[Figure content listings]
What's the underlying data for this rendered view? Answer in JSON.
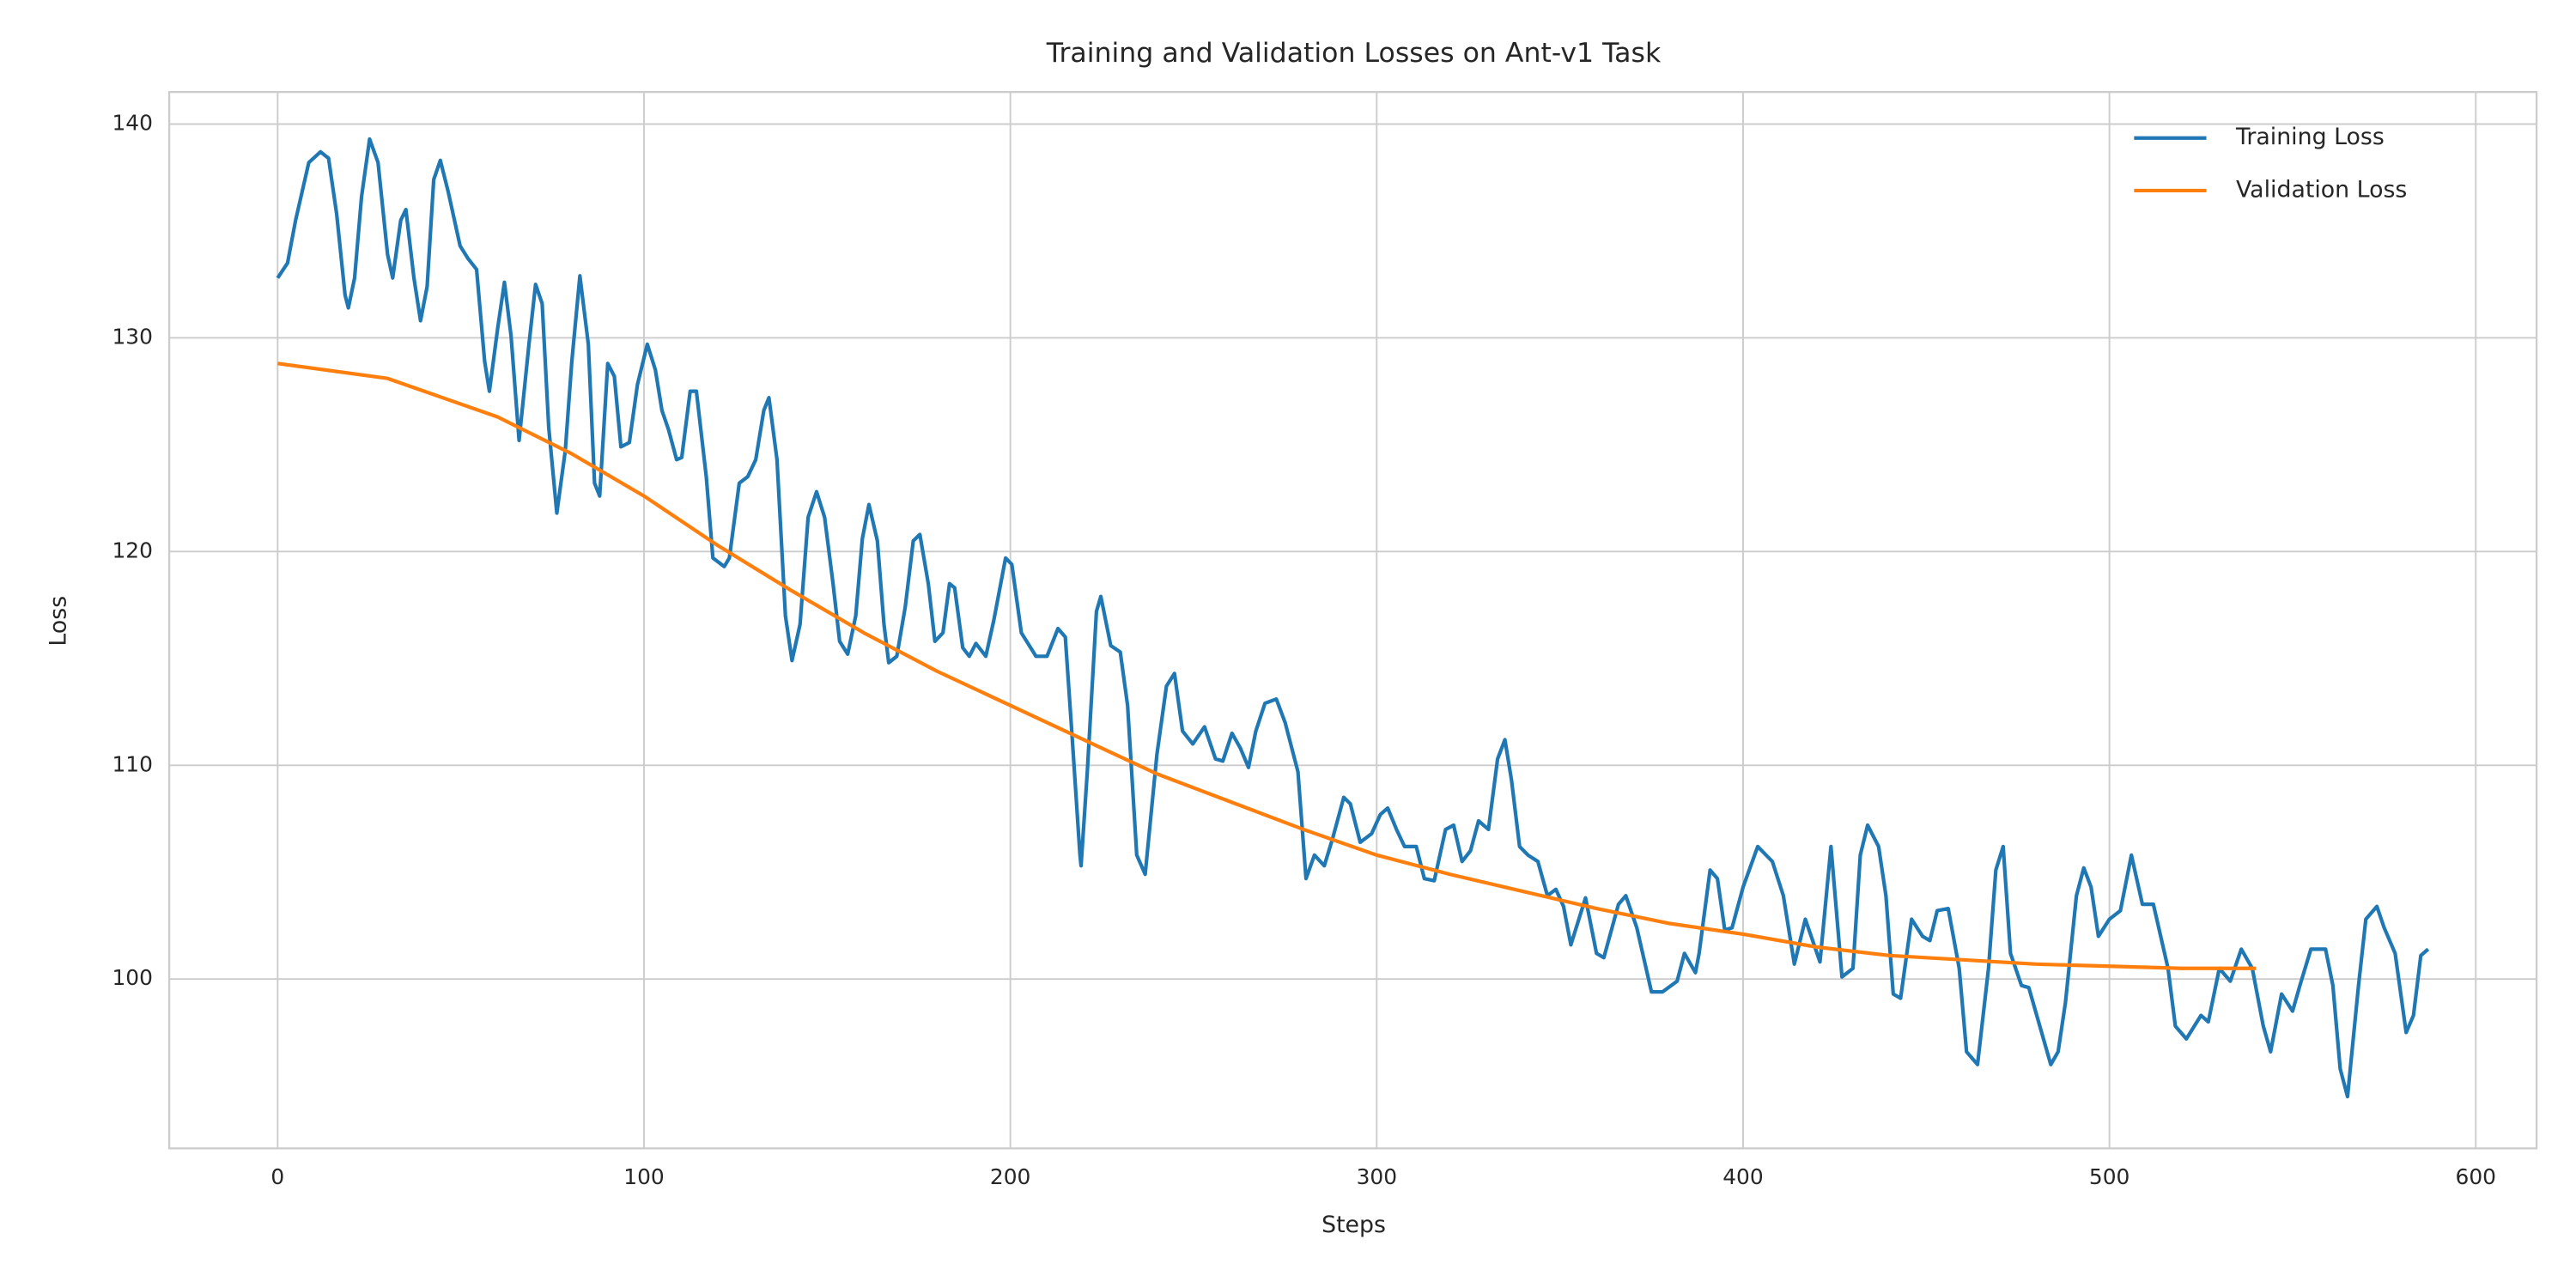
{
  "chart_data": {
    "type": "line",
    "title": "Training and Validation Losses on Ant-v1 Task",
    "xlabel": "Steps",
    "ylabel": "Loss",
    "xlim": [
      -29.6,
      616.6
    ],
    "ylim": [
      92.08,
      141.5
    ],
    "xticks": [
      0,
      100,
      200,
      300,
      400,
      500,
      600
    ],
    "yticks": [
      100,
      110,
      120,
      130,
      140
    ],
    "grid": true,
    "legend": "upper right",
    "series": [
      {
        "name": "Training Loss",
        "color": "#1f77b4",
        "x": [
          0,
          2.7,
          4.9,
          8.5,
          11.7,
          13.9,
          16.1,
          18.4,
          19.3,
          21,
          22.9,
          25.1,
          27.4,
          30,
          31.4,
          33.6,
          35,
          37.2,
          39,
          40.8,
          42.6,
          44.4,
          46.6,
          49.8,
          52,
          54.3,
          56.5,
          57.8,
          60.1,
          61.9,
          63.7,
          65.9,
          68.6,
          70.4,
          72.2,
          74,
          76.2,
          78.5,
          80.3,
          82.5,
          84.8,
          86.5,
          87.9,
          90.1,
          91.9,
          93.7,
          96,
          98.2,
          100.9,
          103.1,
          104.9,
          106.7,
          108.9,
          110.3,
          112.6,
          114.3,
          117,
          118.8,
          121.9,
          123.3,
          126,
          128.3,
          130.5,
          132.7,
          134.1,
          136.3,
          138.6,
          140.4,
          142.6,
          144.8,
          147.1,
          149.3,
          151.6,
          153.4,
          155.6,
          157.8,
          159.6,
          161.4,
          163.7,
          165.5,
          166.8,
          169,
          171.3,
          173.5,
          175.3,
          177.6,
          179.4,
          181.6,
          183.4,
          184.8,
          187,
          188.8,
          190.6,
          193.3,
          195.5,
          198.7,
          200.4,
          203,
          207,
          210,
          213,
          215,
          216.6,
          219,
          219.3,
          221,
          223.5,
          224.7,
          227.4,
          230,
          232,
          234.5,
          236.8,
          240,
          242.6,
          244.8,
          247,
          249.8,
          253,
          256,
          258,
          260.5,
          262.8,
          265,
          267,
          269.5,
          272.6,
          275,
          278.5,
          280.7,
          283,
          285.7,
          288,
          291,
          292.8,
          295.5,
          298.6,
          301,
          303,
          305.4,
          307.6,
          310.8,
          313,
          315.7,
          318.8,
          321,
          323.3,
          325.6,
          327.8,
          330.5,
          333,
          335,
          336.8,
          339,
          341.3,
          344,
          346.6,
          348.9,
          351,
          353,
          357,
          360,
          362,
          366,
          368,
          371,
          375,
          378,
          382,
          384,
          387,
          388,
          391,
          393,
          395,
          397,
          400,
          404,
          408,
          411,
          414,
          417,
          421,
          424,
          427,
          430,
          432,
          434,
          437,
          439,
          441,
          443,
          446,
          449,
          451,
          453,
          456,
          459,
          461,
          464,
          467,
          469,
          471,
          473,
          476,
          478,
          481,
          484,
          486,
          488,
          491,
          493,
          495,
          497,
          500,
          503,
          506,
          509,
          512,
          516,
          518,
          521,
          525,
          527,
          530,
          533,
          536,
          539,
          542,
          544,
          547,
          550,
          552,
          555,
          559,
          561,
          563,
          565,
          568,
          570,
          573,
          575,
          578,
          581,
          583,
          585,
          587
        ],
        "values": [
          132.8,
          133.5,
          135.5,
          138.2,
          138.7,
          138.4,
          135.8,
          132,
          131.4,
          132.8,
          136.6,
          139.3,
          138.2,
          133.9,
          132.8,
          135.5,
          136,
          132.8,
          130.8,
          132.4,
          137.4,
          138.3,
          136.8,
          134.3,
          133.7,
          133.2,
          128.9,
          127.5,
          130.5,
          132.6,
          130.1,
          125.2,
          129.7,
          132.5,
          131.6,
          125.8,
          121.8,
          124.7,
          128.9,
          132.9,
          129.7,
          123.2,
          122.6,
          128.8,
          128.2,
          124.9,
          125.1,
          127.8,
          129.7,
          128.5,
          126.6,
          125.7,
          124.3,
          124.4,
          127.5,
          127.5,
          123.5,
          119.7,
          119.3,
          119.7,
          123.2,
          123.5,
          124.3,
          126.6,
          127.2,
          124.3,
          117,
          114.9,
          116.6,
          121.6,
          122.8,
          121.6,
          118.5,
          115.8,
          115.2,
          117,
          120.6,
          122.2,
          120.5,
          116.6,
          114.8,
          115.1,
          117.4,
          120.5,
          120.8,
          118.5,
          115.8,
          116.2,
          118.5,
          118.3,
          115.5,
          115.1,
          115.7,
          115.1,
          116.8,
          119.7,
          119.4,
          116.2,
          115.1,
          115.1,
          116.4,
          116,
          112,
          105.8,
          105.3,
          109.7,
          117.2,
          117.9,
          115.6,
          115.3,
          112.8,
          105.8,
          104.9,
          110.5,
          113.7,
          114.3,
          111.6,
          111,
          111.8,
          110.3,
          110.2,
          111.5,
          110.8,
          109.9,
          111.6,
          112.9,
          113.1,
          112,
          109.7,
          104.7,
          105.8,
          105.3,
          106.6,
          108.5,
          108.2,
          106.4,
          106.8,
          107.7,
          108,
          107,
          106.2,
          106.2,
          104.7,
          104.6,
          107,
          107.2,
          105.5,
          106,
          107.4,
          107,
          110.3,
          111.2,
          109.3,
          106.2,
          105.8,
          105.5,
          103.9,
          104.2,
          103.4,
          101.6,
          103.8,
          101.2,
          101,
          103.5,
          103.9,
          102.4,
          99.4,
          99.4,
          99.9,
          101.2,
          100.3,
          101.2,
          105.1,
          104.7,
          102.3,
          102.4,
          104.3,
          106.2,
          105.5,
          103.9,
          100.7,
          102.8,
          100.8,
          106.2,
          100.1,
          100.5,
          105.8,
          107.2,
          106.2,
          103.9,
          99.3,
          99.1,
          102.8,
          102,
          101.8,
          103.2,
          103.3,
          100.5,
          96.6,
          96,
          100.5,
          105.1,
          106.2,
          101.2,
          99.7,
          99.6,
          97.8,
          96,
          96.6,
          98.9,
          103.9,
          105.2,
          104.3,
          102,
          102.8,
          103.2,
          105.8,
          103.5,
          103.5,
          100.5,
          97.8,
          97.2,
          98.3,
          98,
          100.5,
          99.9,
          101.4,
          100.5,
          97.8,
          96.6,
          99.3,
          98.5,
          99.7,
          101.4,
          101.4,
          99.7,
          95.8,
          94.5,
          99.7,
          102.8,
          103.4,
          102.4,
          101.2,
          97.5,
          98.3,
          101.1,
          101.4
        ]
      },
      {
        "name": "Validation Loss",
        "color": "#ff7f0e",
        "x": [
          0,
          30,
          60,
          80,
          100,
          120,
          140,
          160,
          180,
          200,
          220,
          240,
          260,
          280,
          300,
          320,
          340,
          360,
          380,
          400,
          420,
          440,
          460,
          480,
          500,
          520,
          540
        ],
        "values": [
          128.8,
          128.1,
          126.3,
          124.6,
          122.6,
          120.3,
          118.2,
          116.2,
          114.4,
          112.8,
          111.2,
          109.6,
          108.3,
          107,
          105.8,
          104.9,
          104.1,
          103.3,
          102.6,
          102.1,
          101.5,
          101.1,
          100.9,
          100.7,
          100.6,
          100.5,
          100.5
        ]
      }
    ]
  }
}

* **Work instructions**:
Repeat the listing above exactly, with no pictures.

* **Response**:
What's the underlying data for this rendered view? Answer in JSON.
{
  "chart_data": {
    "type": "line",
    "title": "Training and Validation Losses on Ant-v1 Task",
    "xlabel": "Steps",
    "ylabel": "Loss",
    "xlim": [
      -29.6,
      616.6
    ],
    "ylim": [
      92.08,
      141.5
    ],
    "xticks": [
      0,
      100,
      200,
      300,
      400,
      500,
      600
    ],
    "yticks": [
      100,
      110,
      120,
      130,
      140
    ],
    "grid": true,
    "legend": "upper right",
    "series": [
      {
        "name": "Training Loss",
        "color": "#1f77b4",
        "x": [
          0,
          2.7,
          4.9,
          8.5,
          11.7,
          13.9,
          16.1,
          18.4,
          19.3,
          21,
          22.9,
          25.1,
          27.4,
          30,
          31.4,
          33.6,
          35,
          37.2,
          39,
          40.8,
          42.6,
          44.4,
          46.6,
          49.8,
          52,
          54.3,
          56.5,
          57.8,
          60.1,
          61.9,
          63.7,
          65.9,
          68.6,
          70.4,
          72.2,
          74,
          76.2,
          78.5,
          80.3,
          82.5,
          84.8,
          86.5,
          87.9,
          90.1,
          91.9,
          93.7,
          96,
          98.2,
          100.9,
          103.1,
          104.9,
          106.7,
          108.9,
          110.3,
          112.6,
          114.3,
          117,
          118.8,
          121.9,
          123.3,
          126,
          128.3,
          130.5,
          132.7,
          134.1,
          136.3,
          138.6,
          140.4,
          142.6,
          144.8,
          147.1,
          149.3,
          151.6,
          153.4,
          155.6,
          157.8,
          159.6,
          161.4,
          163.7,
          165.5,
          166.8,
          169,
          171.3,
          173.5,
          175.3,
          177.6,
          179.4,
          181.6,
          183.4,
          184.8,
          187,
          188.8,
          190.6,
          193.3,
          195.5,
          198.7,
          200.4,
          203,
          207,
          210,
          213,
          215,
          216.6,
          219,
          219.3,
          221,
          223.5,
          224.7,
          227.4,
          230,
          232,
          234.5,
          236.8,
          240,
          242.6,
          244.8,
          247,
          249.8,
          253,
          256,
          258,
          260.5,
          262.8,
          265,
          267,
          269.5,
          272.6,
          275,
          278.5,
          280.7,
          283,
          285.7,
          288,
          291,
          292.8,
          295.5,
          298.6,
          301,
          303,
          305.4,
          307.6,
          310.8,
          313,
          315.7,
          318.8,
          321,
          323.3,
          325.6,
          327.8,
          330.5,
          333,
          335,
          336.8,
          339,
          341.3,
          344,
          346.6,
          348.9,
          351,
          353,
          357,
          360,
          362,
          366,
          368,
          371,
          375,
          378,
          382,
          384,
          387,
          388,
          391,
          393,
          395,
          397,
          400,
          404,
          408,
          411,
          414,
          417,
          421,
          424,
          427,
          430,
          432,
          434,
          437,
          439,
          441,
          443,
          446,
          449,
          451,
          453,
          456,
          459,
          461,
          464,
          467,
          469,
          471,
          473,
          476,
          478,
          481,
          484,
          486,
          488,
          491,
          493,
          495,
          497,
          500,
          503,
          506,
          509,
          512,
          516,
          518,
          521,
          525,
          527,
          530,
          533,
          536,
          539,
          542,
          544,
          547,
          550,
          552,
          555,
          559,
          561,
          563,
          565,
          568,
          570,
          573,
          575,
          578,
          581,
          583,
          585,
          587
        ],
        "values": [
          132.8,
          133.5,
          135.5,
          138.2,
          138.7,
          138.4,
          135.8,
          132,
          131.4,
          132.8,
          136.6,
          139.3,
          138.2,
          133.9,
          132.8,
          135.5,
          136,
          132.8,
          130.8,
          132.4,
          137.4,
          138.3,
          136.8,
          134.3,
          133.7,
          133.2,
          128.9,
          127.5,
          130.5,
          132.6,
          130.1,
          125.2,
          129.7,
          132.5,
          131.6,
          125.8,
          121.8,
          124.7,
          128.9,
          132.9,
          129.7,
          123.2,
          122.6,
          128.8,
          128.2,
          124.9,
          125.1,
          127.8,
          129.7,
          128.5,
          126.6,
          125.7,
          124.3,
          124.4,
          127.5,
          127.5,
          123.5,
          119.7,
          119.3,
          119.7,
          123.2,
          123.5,
          124.3,
          126.6,
          127.2,
          124.3,
          117,
          114.9,
          116.6,
          121.6,
          122.8,
          121.6,
          118.5,
          115.8,
          115.2,
          117,
          120.6,
          122.2,
          120.5,
          116.6,
          114.8,
          115.1,
          117.4,
          120.5,
          120.8,
          118.5,
          115.8,
          116.2,
          118.5,
          118.3,
          115.5,
          115.1,
          115.7,
          115.1,
          116.8,
          119.7,
          119.4,
          116.2,
          115.1,
          115.1,
          116.4,
          116,
          112,
          105.8,
          105.3,
          109.7,
          117.2,
          117.9,
          115.6,
          115.3,
          112.8,
          105.8,
          104.9,
          110.5,
          113.7,
          114.3,
          111.6,
          111,
          111.8,
          110.3,
          110.2,
          111.5,
          110.8,
          109.9,
          111.6,
          112.9,
          113.1,
          112,
          109.7,
          104.7,
          105.8,
          105.3,
          106.6,
          108.5,
          108.2,
          106.4,
          106.8,
          107.7,
          108,
          107,
          106.2,
          106.2,
          104.7,
          104.6,
          107,
          107.2,
          105.5,
          106,
          107.4,
          107,
          110.3,
          111.2,
          109.3,
          106.2,
          105.8,
          105.5,
          103.9,
          104.2,
          103.4,
          101.6,
          103.8,
          101.2,
          101,
          103.5,
          103.9,
          102.4,
          99.4,
          99.4,
          99.9,
          101.2,
          100.3,
          101.2,
          105.1,
          104.7,
          102.3,
          102.4,
          104.3,
          106.2,
          105.5,
          103.9,
          100.7,
          102.8,
          100.8,
          106.2,
          100.1,
          100.5,
          105.8,
          107.2,
          106.2,
          103.9,
          99.3,
          99.1,
          102.8,
          102,
          101.8,
          103.2,
          103.3,
          100.5,
          96.6,
          96,
          100.5,
          105.1,
          106.2,
          101.2,
          99.7,
          99.6,
          97.8,
          96,
          96.6,
          98.9,
          103.9,
          105.2,
          104.3,
          102,
          102.8,
          103.2,
          105.8,
          103.5,
          103.5,
          100.5,
          97.8,
          97.2,
          98.3,
          98,
          100.5,
          99.9,
          101.4,
          100.5,
          97.8,
          96.6,
          99.3,
          98.5,
          99.7,
          101.4,
          101.4,
          99.7,
          95.8,
          94.5,
          99.7,
          102.8,
          103.4,
          102.4,
          101.2,
          97.5,
          98.3,
          101.1,
          101.4
        ]
      },
      {
        "name": "Validation Loss",
        "color": "#ff7f0e",
        "x": [
          0,
          30,
          60,
          80,
          100,
          120,
          140,
          160,
          180,
          200,
          220,
          240,
          260,
          280,
          300,
          320,
          340,
          360,
          380,
          400,
          420,
          440,
          460,
          480,
          500,
          520,
          540
        ],
        "values": [
          128.8,
          128.1,
          126.3,
          124.6,
          122.6,
          120.3,
          118.2,
          116.2,
          114.4,
          112.8,
          111.2,
          109.6,
          108.3,
          107,
          105.8,
          104.9,
          104.1,
          103.3,
          102.6,
          102.1,
          101.5,
          101.1,
          100.9,
          100.7,
          100.6,
          100.5,
          100.5
        ]
      }
    ]
  }
}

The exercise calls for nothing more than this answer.